WHAT TO DO
Among the lines below, count those with "this". Give the total alone.

START MATERIALS PROVIDED

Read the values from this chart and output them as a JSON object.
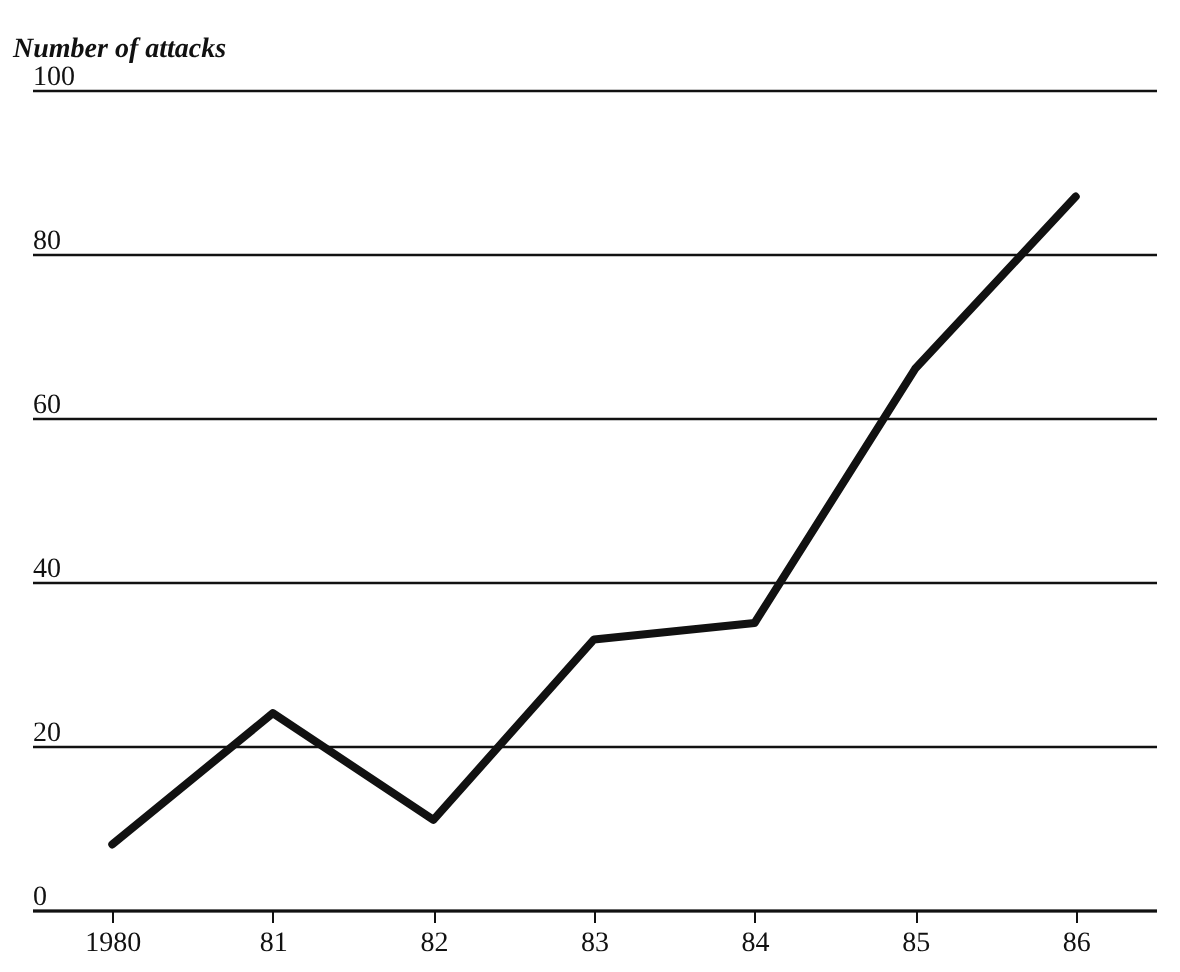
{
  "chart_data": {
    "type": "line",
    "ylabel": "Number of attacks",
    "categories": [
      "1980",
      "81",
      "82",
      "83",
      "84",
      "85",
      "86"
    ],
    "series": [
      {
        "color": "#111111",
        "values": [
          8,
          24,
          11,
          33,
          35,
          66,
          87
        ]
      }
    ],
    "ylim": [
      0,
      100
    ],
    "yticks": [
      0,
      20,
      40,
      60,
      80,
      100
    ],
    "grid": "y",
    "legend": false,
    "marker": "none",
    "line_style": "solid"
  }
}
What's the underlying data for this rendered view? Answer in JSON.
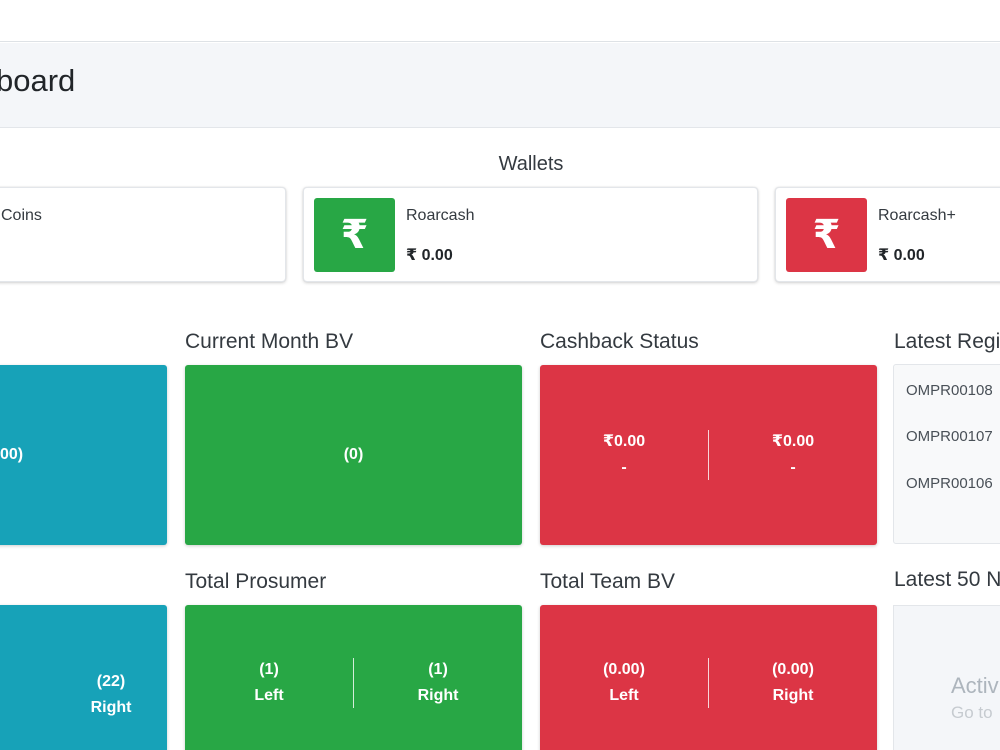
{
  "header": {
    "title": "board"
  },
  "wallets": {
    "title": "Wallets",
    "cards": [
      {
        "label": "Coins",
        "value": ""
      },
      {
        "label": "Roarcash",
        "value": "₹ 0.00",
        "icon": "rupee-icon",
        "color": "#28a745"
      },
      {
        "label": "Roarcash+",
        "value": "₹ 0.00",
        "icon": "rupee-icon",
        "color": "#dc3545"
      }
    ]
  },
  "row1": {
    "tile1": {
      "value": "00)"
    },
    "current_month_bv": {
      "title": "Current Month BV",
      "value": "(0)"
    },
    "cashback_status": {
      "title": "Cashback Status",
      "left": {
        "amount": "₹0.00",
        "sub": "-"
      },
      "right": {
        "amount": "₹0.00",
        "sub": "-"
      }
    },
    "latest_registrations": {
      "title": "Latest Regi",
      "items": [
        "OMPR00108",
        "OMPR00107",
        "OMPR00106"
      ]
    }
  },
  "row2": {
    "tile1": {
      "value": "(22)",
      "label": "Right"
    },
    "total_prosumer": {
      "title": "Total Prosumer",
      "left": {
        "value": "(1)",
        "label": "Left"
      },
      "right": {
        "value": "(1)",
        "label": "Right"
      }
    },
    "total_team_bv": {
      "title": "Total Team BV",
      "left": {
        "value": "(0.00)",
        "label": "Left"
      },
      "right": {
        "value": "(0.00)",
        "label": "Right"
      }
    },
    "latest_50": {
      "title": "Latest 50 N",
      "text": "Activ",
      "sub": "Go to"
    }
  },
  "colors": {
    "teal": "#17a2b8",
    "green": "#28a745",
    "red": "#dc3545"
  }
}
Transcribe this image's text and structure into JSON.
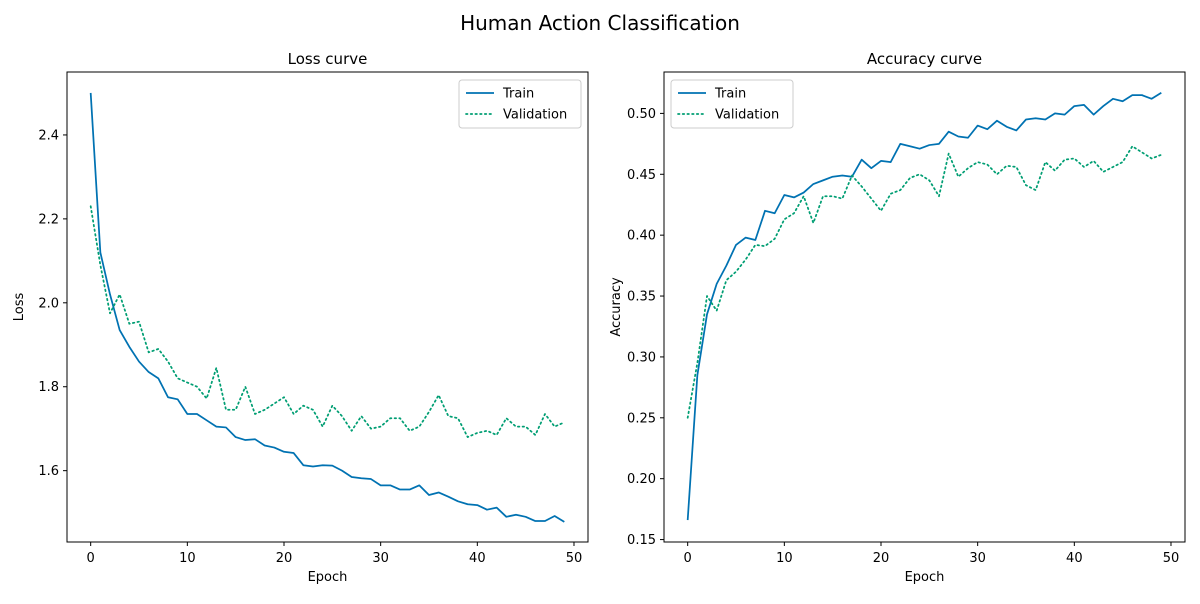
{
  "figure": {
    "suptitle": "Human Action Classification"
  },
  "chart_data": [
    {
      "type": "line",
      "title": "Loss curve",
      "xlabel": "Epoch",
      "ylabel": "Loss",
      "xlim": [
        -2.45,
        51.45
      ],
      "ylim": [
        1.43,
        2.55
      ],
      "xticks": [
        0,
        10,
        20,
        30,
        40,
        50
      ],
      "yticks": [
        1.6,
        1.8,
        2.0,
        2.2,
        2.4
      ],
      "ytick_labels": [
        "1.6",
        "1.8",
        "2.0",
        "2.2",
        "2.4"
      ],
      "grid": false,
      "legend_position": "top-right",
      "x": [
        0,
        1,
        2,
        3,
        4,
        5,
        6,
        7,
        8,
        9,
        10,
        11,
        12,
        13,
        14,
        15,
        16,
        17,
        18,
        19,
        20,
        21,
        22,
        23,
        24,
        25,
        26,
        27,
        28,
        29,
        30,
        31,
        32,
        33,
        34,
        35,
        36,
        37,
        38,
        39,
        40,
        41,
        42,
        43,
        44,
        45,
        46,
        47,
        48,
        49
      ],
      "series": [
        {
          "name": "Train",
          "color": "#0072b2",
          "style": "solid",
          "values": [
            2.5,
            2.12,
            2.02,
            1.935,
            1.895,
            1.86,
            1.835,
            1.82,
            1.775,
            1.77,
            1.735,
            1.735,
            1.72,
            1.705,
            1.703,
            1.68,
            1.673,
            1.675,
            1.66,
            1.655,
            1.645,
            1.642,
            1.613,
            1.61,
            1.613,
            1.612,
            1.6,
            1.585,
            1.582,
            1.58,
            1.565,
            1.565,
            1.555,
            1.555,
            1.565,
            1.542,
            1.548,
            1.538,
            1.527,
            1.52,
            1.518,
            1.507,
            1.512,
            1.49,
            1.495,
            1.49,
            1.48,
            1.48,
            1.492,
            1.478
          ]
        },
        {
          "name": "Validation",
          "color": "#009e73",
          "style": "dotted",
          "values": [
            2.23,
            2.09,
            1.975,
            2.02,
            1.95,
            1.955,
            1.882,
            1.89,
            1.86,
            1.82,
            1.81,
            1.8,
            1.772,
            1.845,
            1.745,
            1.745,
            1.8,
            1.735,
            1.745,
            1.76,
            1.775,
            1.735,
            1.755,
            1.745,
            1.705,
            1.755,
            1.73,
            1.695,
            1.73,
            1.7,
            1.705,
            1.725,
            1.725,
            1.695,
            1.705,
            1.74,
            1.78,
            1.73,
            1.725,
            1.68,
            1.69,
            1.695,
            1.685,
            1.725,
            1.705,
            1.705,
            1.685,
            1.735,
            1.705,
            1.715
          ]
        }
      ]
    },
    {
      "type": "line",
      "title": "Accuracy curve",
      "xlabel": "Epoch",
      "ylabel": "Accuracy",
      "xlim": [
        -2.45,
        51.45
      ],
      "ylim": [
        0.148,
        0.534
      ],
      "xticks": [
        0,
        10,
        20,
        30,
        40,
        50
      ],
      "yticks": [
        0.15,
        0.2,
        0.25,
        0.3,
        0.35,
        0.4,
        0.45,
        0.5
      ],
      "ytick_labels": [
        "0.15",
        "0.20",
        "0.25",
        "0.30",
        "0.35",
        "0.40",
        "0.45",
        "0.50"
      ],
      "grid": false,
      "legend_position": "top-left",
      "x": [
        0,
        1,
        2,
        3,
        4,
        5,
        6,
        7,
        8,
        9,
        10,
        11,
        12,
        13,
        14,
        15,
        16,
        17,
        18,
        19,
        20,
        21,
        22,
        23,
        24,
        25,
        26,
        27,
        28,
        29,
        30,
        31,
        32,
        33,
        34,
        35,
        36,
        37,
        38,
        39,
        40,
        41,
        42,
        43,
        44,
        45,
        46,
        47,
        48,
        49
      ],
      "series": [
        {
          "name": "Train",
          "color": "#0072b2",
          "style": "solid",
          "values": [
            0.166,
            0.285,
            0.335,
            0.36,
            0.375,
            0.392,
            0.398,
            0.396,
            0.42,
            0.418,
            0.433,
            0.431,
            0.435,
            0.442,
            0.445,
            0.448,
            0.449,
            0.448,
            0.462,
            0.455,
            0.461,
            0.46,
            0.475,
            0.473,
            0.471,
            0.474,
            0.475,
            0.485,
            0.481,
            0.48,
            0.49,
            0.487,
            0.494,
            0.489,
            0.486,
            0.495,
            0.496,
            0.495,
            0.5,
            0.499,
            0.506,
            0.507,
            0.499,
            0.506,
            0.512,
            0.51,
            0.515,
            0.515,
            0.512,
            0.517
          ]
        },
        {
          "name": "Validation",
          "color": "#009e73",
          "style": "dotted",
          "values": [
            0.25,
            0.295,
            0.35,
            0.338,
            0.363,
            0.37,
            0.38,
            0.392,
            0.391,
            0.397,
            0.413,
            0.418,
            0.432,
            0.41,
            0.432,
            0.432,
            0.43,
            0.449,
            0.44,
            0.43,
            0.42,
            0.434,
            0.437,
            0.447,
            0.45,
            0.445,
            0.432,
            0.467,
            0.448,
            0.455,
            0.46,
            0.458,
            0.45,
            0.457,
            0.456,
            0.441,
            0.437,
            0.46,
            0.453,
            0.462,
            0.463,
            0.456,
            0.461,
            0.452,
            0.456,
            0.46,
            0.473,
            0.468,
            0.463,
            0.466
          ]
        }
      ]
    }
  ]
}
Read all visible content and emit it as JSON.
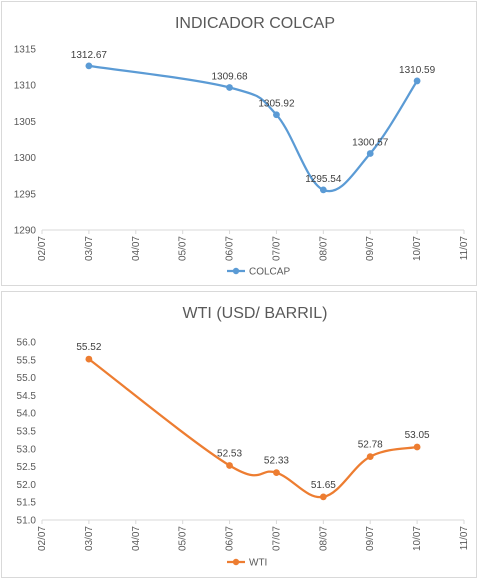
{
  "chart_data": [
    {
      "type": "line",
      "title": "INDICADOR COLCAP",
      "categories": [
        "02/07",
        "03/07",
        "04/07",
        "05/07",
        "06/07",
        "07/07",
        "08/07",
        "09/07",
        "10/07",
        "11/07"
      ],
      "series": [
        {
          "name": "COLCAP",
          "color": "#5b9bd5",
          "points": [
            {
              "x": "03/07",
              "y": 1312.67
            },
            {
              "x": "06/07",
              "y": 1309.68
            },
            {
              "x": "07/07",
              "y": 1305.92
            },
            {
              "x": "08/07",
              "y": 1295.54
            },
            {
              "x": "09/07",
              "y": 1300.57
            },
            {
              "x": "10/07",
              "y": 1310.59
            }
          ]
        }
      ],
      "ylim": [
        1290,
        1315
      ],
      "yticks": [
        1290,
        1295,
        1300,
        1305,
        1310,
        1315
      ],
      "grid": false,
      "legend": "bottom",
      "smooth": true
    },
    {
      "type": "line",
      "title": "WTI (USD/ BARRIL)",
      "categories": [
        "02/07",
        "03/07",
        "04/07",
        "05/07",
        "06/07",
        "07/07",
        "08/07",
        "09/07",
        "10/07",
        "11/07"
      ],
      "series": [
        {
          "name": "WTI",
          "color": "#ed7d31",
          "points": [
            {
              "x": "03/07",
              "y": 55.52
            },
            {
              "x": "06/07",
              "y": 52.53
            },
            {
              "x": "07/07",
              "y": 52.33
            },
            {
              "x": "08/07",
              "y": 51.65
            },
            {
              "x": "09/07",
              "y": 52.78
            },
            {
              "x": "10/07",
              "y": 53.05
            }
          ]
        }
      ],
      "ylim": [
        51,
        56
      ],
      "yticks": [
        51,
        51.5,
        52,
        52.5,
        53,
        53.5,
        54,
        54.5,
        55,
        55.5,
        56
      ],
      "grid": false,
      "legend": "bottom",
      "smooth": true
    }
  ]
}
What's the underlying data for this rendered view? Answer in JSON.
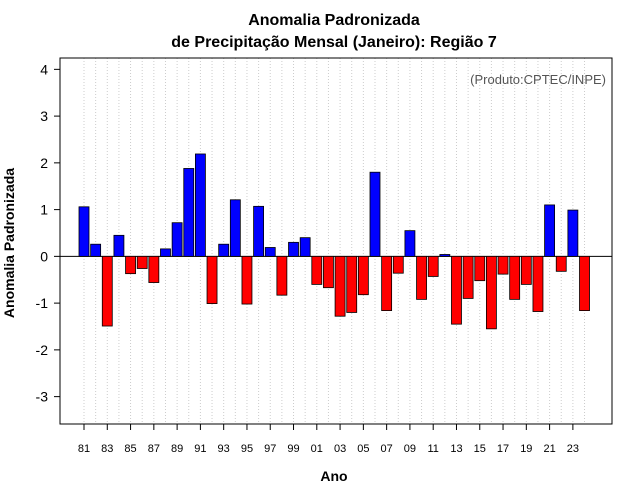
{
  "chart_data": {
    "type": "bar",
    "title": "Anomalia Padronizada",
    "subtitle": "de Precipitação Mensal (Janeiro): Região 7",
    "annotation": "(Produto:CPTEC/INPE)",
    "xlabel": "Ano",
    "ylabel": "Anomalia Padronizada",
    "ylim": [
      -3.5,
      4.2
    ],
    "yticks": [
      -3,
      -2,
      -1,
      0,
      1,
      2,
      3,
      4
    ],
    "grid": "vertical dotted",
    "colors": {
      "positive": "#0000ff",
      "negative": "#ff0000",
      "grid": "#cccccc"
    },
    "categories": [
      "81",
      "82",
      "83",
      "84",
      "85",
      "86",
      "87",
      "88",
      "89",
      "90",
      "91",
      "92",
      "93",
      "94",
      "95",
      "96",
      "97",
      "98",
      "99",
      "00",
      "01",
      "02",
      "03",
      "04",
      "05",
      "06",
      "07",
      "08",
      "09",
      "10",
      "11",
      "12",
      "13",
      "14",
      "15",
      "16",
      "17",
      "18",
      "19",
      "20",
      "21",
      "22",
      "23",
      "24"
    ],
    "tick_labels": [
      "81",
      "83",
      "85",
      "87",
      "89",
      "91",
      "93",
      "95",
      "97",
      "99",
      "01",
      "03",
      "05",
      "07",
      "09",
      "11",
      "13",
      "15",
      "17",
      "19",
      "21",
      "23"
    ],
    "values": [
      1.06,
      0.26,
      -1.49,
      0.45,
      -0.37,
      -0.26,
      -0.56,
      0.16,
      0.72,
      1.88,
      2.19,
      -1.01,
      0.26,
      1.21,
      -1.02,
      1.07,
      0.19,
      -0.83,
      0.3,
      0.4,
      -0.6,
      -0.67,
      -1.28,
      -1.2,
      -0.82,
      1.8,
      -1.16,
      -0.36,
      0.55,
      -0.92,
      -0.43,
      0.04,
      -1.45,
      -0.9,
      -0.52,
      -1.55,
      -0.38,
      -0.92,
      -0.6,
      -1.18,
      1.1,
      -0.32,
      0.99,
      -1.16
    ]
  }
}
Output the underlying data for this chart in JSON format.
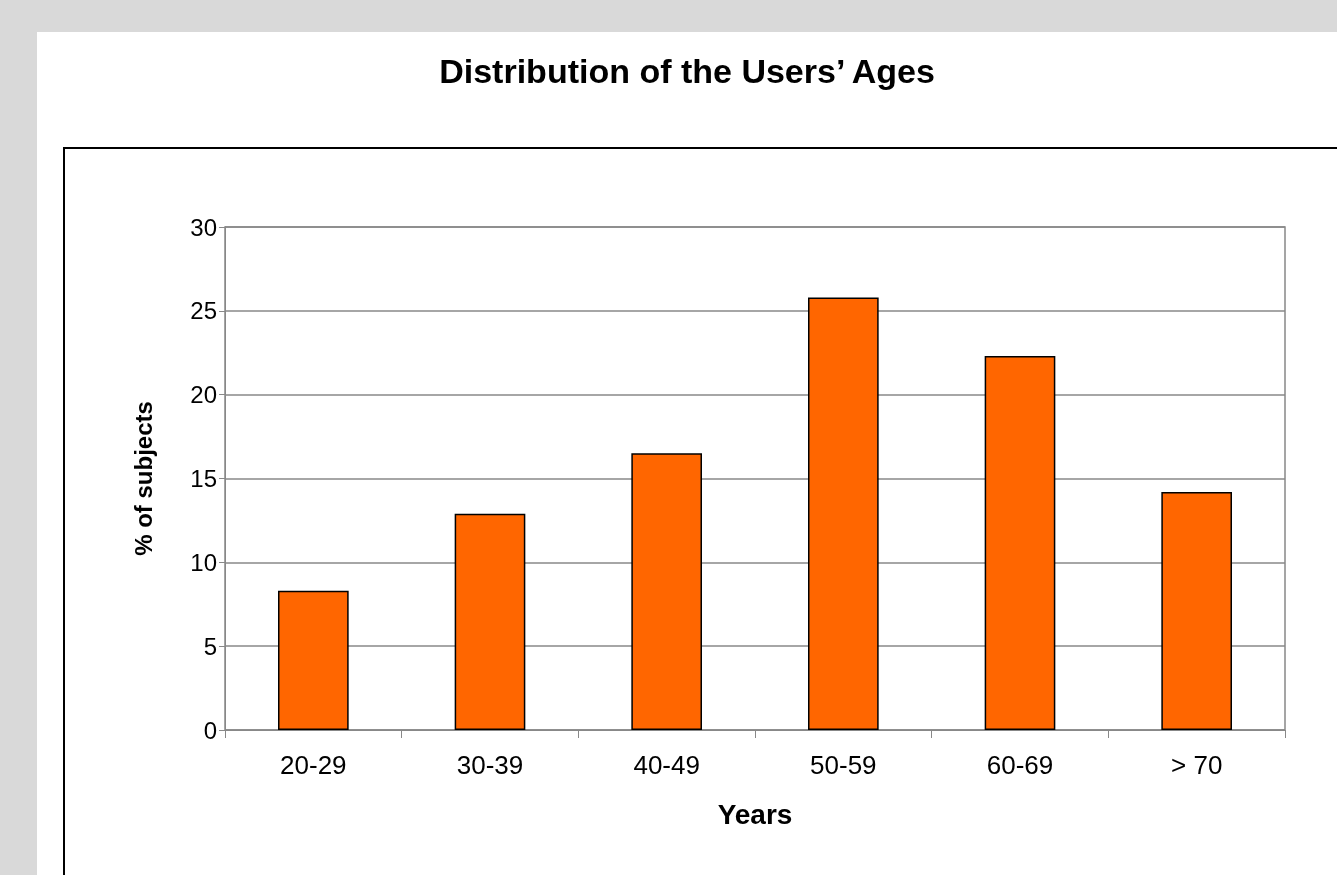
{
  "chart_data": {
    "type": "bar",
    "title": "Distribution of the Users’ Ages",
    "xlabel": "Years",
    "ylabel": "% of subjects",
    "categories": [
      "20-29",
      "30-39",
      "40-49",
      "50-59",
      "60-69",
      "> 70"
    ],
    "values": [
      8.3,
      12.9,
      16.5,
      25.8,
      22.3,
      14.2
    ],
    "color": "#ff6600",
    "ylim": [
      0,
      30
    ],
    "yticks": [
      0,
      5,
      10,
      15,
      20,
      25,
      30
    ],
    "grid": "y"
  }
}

END MATERIALS PROVIDED

RESULT BELOW
5